*To do*:
Show every line where "zijn" occurs.

Records excerpted from a collection
........

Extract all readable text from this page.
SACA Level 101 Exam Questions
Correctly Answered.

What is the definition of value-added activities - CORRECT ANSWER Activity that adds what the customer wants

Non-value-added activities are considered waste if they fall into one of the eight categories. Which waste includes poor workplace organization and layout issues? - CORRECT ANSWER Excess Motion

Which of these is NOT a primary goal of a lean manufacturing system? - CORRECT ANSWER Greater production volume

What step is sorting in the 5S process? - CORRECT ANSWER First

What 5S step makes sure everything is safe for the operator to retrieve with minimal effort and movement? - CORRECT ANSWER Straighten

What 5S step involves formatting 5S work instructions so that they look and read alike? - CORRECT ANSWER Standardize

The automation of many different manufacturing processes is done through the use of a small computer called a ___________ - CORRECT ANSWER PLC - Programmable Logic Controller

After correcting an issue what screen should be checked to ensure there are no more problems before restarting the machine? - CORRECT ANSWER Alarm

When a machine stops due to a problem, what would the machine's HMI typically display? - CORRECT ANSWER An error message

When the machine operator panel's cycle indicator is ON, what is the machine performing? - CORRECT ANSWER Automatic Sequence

........

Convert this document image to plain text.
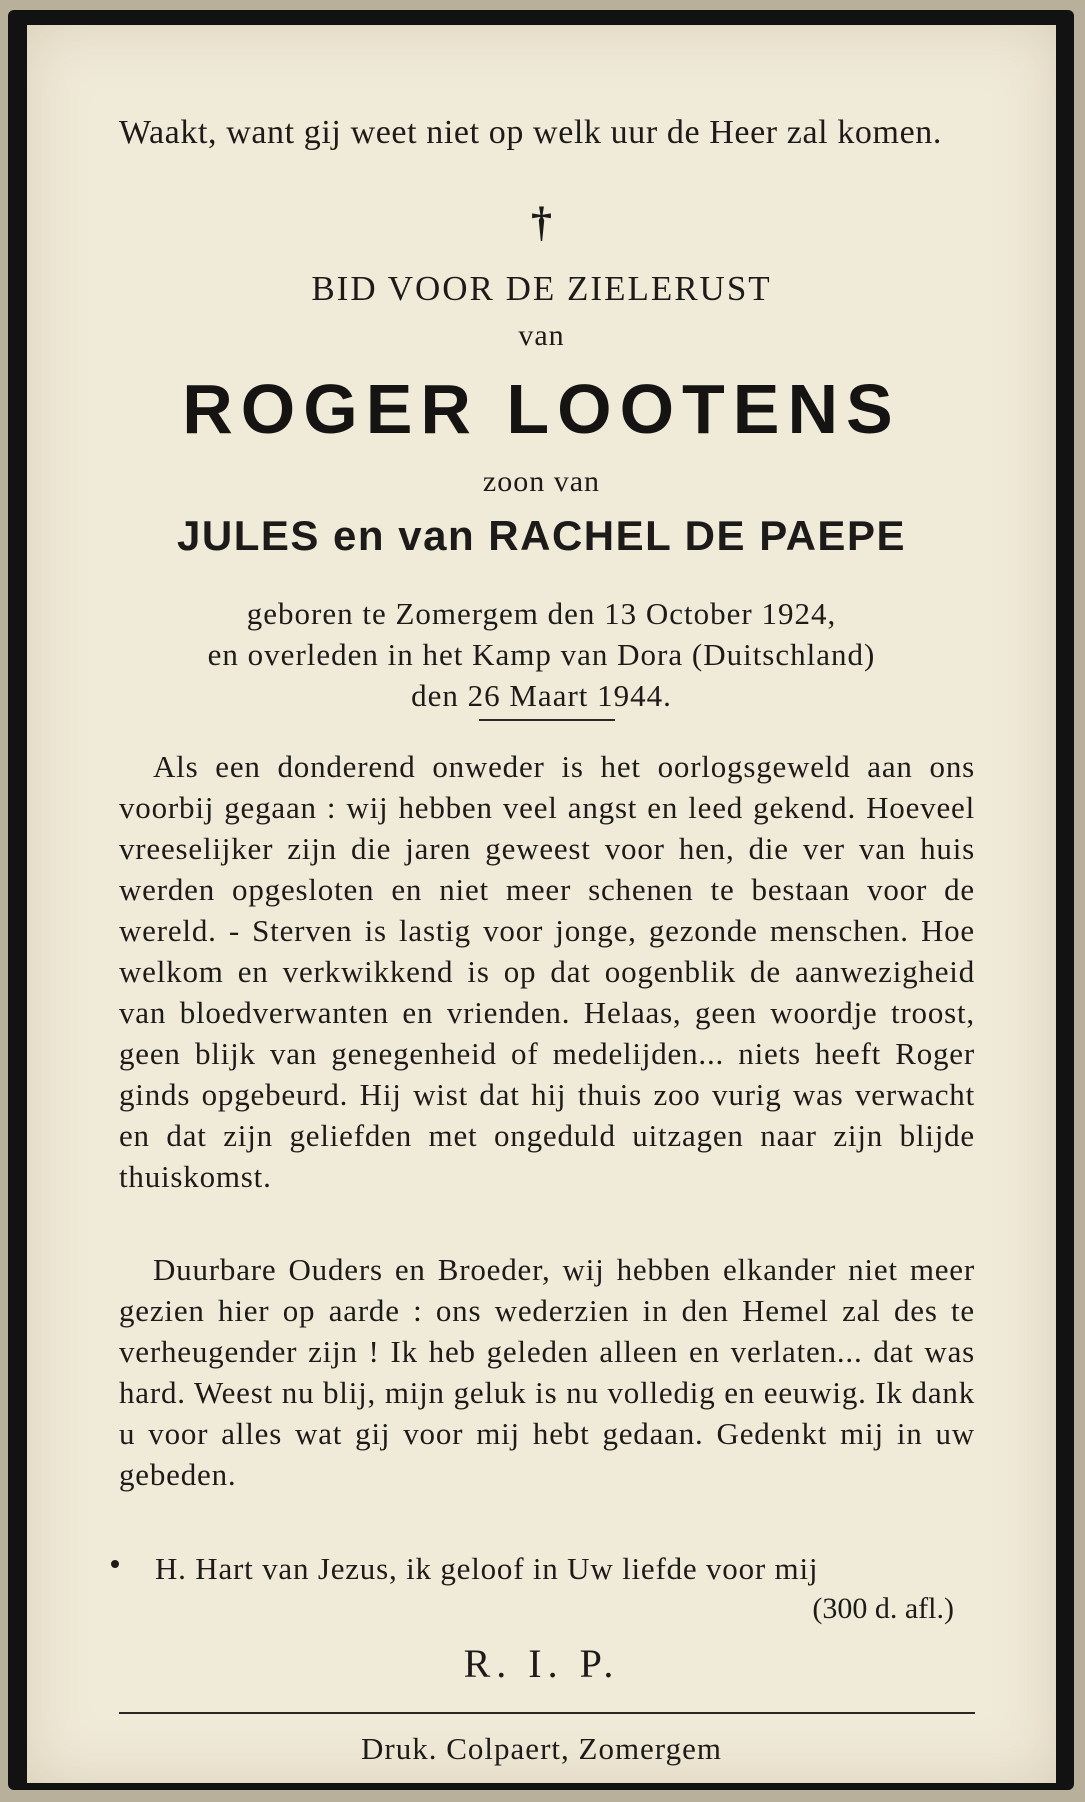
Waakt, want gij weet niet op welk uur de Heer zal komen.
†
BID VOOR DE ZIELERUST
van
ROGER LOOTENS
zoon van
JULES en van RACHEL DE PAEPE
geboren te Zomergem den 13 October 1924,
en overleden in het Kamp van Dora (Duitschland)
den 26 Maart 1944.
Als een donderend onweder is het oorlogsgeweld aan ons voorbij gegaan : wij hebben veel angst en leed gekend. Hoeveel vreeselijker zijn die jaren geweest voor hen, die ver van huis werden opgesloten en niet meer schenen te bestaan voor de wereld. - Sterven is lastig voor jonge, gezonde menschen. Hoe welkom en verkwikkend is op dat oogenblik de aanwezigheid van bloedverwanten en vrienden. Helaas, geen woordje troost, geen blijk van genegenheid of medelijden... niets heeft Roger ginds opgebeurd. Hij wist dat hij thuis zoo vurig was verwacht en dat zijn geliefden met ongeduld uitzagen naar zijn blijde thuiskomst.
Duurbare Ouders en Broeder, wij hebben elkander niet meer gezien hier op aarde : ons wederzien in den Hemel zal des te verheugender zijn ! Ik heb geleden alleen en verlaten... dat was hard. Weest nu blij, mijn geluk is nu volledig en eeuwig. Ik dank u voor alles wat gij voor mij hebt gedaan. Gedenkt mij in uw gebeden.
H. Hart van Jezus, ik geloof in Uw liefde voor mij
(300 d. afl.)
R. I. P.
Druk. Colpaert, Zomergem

........

*Task answer*:
Als een donderend onweder is het oorlogsgeweld aan ons voorbij gegaan : wij hebben veel angst en leed gekend. Hoeveel vreeselijker zijn die jaren geweest voor hen, die ver van huis werden opgesloten en niet meer schenen te bestaan voor de wereld. - Sterven is lastig voor jonge, gezonde menschen. Hoe welkom en verkwikkend is op dat oogenblik de aanwezigheid van bloedverwanten en vrienden. Helaas, geen woordje troost, geen blijk van genegenheid of medelijden... niets heeft Roger ginds opgebeurd. Hij wist dat hij thuis zoo vurig was verwacht en dat zijn geliefden met ongeduld uitzagen naar zijn blijde thuiskomst.
Duurbare Ouders en Broeder, wij hebben elkander niet meer gezien hier op aarde : ons wederzien in den Hemel zal des te verheugender zijn ! Ik heb geleden alleen en verlaten... dat was hard. Weest nu blij, mijn geluk is nu volledig en eeuwig. Ik dank u voor alles wat gij voor mij hebt gedaan. Gedenkt mij in uw gebeden.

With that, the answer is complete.